» Aim
Extract the listing below in full, unchanged.

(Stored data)
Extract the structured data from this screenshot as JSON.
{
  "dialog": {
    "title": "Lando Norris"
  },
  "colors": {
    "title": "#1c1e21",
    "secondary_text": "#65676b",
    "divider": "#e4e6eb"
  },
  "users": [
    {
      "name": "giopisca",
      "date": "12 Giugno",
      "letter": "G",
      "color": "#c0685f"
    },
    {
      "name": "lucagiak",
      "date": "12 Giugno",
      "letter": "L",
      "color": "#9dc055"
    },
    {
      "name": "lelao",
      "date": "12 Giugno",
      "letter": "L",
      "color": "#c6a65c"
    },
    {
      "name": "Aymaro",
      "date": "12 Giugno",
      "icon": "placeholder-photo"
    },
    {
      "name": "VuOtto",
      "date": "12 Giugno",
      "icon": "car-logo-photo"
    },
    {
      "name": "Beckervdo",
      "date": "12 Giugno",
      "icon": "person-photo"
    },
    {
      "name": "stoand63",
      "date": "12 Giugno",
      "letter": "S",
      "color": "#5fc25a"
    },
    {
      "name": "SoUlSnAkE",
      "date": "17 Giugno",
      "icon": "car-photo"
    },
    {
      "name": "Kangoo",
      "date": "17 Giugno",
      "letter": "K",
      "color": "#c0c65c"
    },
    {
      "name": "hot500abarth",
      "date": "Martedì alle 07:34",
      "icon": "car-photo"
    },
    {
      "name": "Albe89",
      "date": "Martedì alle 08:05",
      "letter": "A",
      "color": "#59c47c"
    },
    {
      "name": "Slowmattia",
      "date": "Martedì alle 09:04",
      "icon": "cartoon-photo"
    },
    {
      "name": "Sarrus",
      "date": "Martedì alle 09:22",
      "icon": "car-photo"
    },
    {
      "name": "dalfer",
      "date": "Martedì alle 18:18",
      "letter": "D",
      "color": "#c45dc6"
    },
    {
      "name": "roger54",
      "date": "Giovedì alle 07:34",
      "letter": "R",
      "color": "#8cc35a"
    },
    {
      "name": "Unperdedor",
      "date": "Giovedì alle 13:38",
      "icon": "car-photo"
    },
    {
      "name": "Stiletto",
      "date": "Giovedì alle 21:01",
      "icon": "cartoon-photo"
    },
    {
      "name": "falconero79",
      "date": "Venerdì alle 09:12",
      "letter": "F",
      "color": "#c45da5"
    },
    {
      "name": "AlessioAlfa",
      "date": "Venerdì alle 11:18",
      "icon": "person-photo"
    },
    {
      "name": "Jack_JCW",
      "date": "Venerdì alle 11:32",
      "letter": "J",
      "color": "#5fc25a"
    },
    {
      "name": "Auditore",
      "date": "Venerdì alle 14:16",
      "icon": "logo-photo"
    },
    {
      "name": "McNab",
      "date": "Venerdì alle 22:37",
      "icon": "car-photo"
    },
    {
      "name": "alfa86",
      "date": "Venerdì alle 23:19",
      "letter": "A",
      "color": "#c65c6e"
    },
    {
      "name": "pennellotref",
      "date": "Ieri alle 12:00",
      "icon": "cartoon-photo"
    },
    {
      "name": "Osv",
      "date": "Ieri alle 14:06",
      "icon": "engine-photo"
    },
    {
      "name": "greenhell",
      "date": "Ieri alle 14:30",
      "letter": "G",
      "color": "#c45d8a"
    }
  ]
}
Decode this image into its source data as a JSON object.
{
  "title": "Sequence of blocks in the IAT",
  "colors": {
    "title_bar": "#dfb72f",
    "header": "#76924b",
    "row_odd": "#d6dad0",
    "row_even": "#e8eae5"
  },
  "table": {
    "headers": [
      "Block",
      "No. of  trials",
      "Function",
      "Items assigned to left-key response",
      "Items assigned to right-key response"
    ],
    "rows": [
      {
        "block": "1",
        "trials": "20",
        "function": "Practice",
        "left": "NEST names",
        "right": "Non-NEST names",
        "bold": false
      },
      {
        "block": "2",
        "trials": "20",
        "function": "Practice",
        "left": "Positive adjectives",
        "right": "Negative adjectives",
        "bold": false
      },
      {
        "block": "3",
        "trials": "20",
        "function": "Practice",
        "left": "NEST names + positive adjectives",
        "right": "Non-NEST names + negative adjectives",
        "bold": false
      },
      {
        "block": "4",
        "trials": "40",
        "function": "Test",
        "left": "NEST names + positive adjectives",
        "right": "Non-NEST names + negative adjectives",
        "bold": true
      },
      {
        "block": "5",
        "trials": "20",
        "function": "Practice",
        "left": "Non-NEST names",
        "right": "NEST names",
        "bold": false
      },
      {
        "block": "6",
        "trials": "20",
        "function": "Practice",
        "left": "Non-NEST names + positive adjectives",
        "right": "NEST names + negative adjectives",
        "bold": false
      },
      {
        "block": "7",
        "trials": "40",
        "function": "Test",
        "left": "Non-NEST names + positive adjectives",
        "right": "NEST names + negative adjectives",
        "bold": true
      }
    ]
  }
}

» Task solution
Extract the structured data from this screenshot as JSON.
{
  "dialog": {
    "title": "Lando Norris"
  },
  "colors": {
    "title": "#1c1e21",
    "secondary_text": "#65676b",
    "divider": "#e4e6eb"
  },
  "users": [
    {
      "name": "giopisca",
      "date": "12 Giugno",
      "letter": "G",
      "color": "#c0685f"
    },
    {
      "name": "lucagiak",
      "date": "12 Giugno",
      "letter": "L",
      "color": "#9dc055"
    },
    {
      "name": "lelao",
      "date": "12 Giugno",
      "letter": "L",
      "color": "#c6a65c"
    },
    {
      "name": "Aymaro",
      "date": "12 Giugno",
      "icon": "placeholder-photo"
    },
    {
      "name": "VuOtto",
      "date": "12 Giugno",
      "icon": "car-logo-photo"
    },
    {
      "name": "Beckervdo",
      "date": "12 Giugno",
      "icon": "person-photo"
    },
    {
      "name": "stoand63",
      "date": "12 Giugno",
      "letter": "S",
      "color": "#5fc25a"
    },
    {
      "name": "SoUlSnAkE",
      "date": "17 Giugno",
      "icon": "car-photo"
    },
    {
      "name": "Kangoo",
      "date": "17 Giugno",
      "letter": "K",
      "color": "#c0c65c"
    },
    {
      "name": "hot500abarth",
      "date": "Martedì alle 07:34",
      "icon": "car-photo"
    },
    {
      "name": "Albe89",
      "date": "Martedì alle 08:05",
      "letter": "A",
      "color": "#59c47c"
    },
    {
      "name": "Slowmattia",
      "date": "Martedì alle 09:04",
      "icon": "cartoon-photo"
    },
    {
      "name": "Sarrus",
      "date": "Martedì alle 09:22",
      "icon": "car-photo"
    },
    {
      "name": "dalfer",
      "date": "Martedì alle 18:18",
      "letter": "D",
      "color": "#c45dc6"
    },
    {
      "name": "roger54",
      "date": "Giovedì alle 07:34",
      "letter": "R",
      "color": "#8cc35a"
    },
    {
      "name": "Unperdedor",
      "date": "Giovedì alle 13:38",
      "icon": "car-photo"
    },
    {
      "name": "Stiletto",
      "date": "Giovedì alle 21:01",
      "icon": "cartoon-photo"
    },
    {
      "name": "falconero79",
      "date": "Venerdì alle 09:12",
      "letter": "F",
      "color": "#c45da5"
    },
    {
      "name": "AlessioAlfa",
      "date": "Venerdì alle 11:18",
      "icon": "person-photo"
    },
    {
      "name": "Jack_JCW",
      "date": "Venerdì alle 11:32",
      "letter": "J",
      "color": "#5fc25a"
    },
    {
      "name": "Auditore",
      "date": "Venerdì alle 14:16",
      "icon": "logo-photo"
    },
    {
      "name": "McNab",
      "date": "Venerdì alle 22:37",
      "icon": "car-photo"
    },
    {
      "name": "alfa86",
      "date": "Venerdì alle 23:19",
      "letter": "A",
      "color": "#c65c6e"
    },
    {
      "name": "pennellotref",
      "date": "Ieri alle 12:00",
      "icon": "cartoon-photo"
    },
    {
      "name": "Osv",
      "date": "Ieri alle 14:06",
      "icon": "engine-photo"
    },
    {
      "name": "greenhell",
      "date": "Ieri alle 14:30",
      "letter": "G",
      "color": "#c45d8a"
    }
  ]
}
Decode this image into its source data as a JSON object.
{
  "title": "Sequence of blocks in the IAT",
  "colors": {
    "title_bar": "#dfb72f",
    "header": "#76924b",
    "row_odd": "#d6dad0",
    "row_even": "#e8eae5"
  },
  "table": {
    "headers": [
      "Block",
      "No. of  trials",
      "Function",
      "Items assigned to left-key response",
      "Items assigned to right-key response"
    ],
    "rows": [
      {
        "block": "1",
        "trials": "20",
        "function": "Practice",
        "left": "NEST names",
        "right": "Non-NEST names",
        "bold": false
      },
      {
        "block": "2",
        "trials": "20",
        "function": "Practice",
        "left": "Positive adjectives",
        "right": "Negative adjectives",
        "bold": false
      },
      {
        "block": "3",
        "trials": "20",
        "function": "Practice",
        "left": "NEST names + positive adjectives",
        "right": "Non-NEST names + negative adjectives",
        "bold": false
      },
      {
        "block": "4",
        "trials": "40",
        "function": "Test",
        "left": "NEST names + positive adjectives",
        "right": "Non-NEST names + negative adjectives",
        "bold": true
      },
      {
        "block": "5",
        "trials": "20",
        "function": "Practice",
        "left": "Non-NEST names",
        "right": "NEST names",
        "bold": false
      },
      {
        "block": "6",
        "trials": "20",
        "function": "Practice",
        "left": "Non-NEST names + positive adjectives",
        "right": "NEST names + negative adjectives",
        "bold": false
      },
      {
        "block": "7",
        "trials": "40",
        "function": "Test",
        "left": "Non-NEST names + positive adjectives",
        "right": "NEST names + negative adjectives",
        "bold": true
      }
    ]
  }
}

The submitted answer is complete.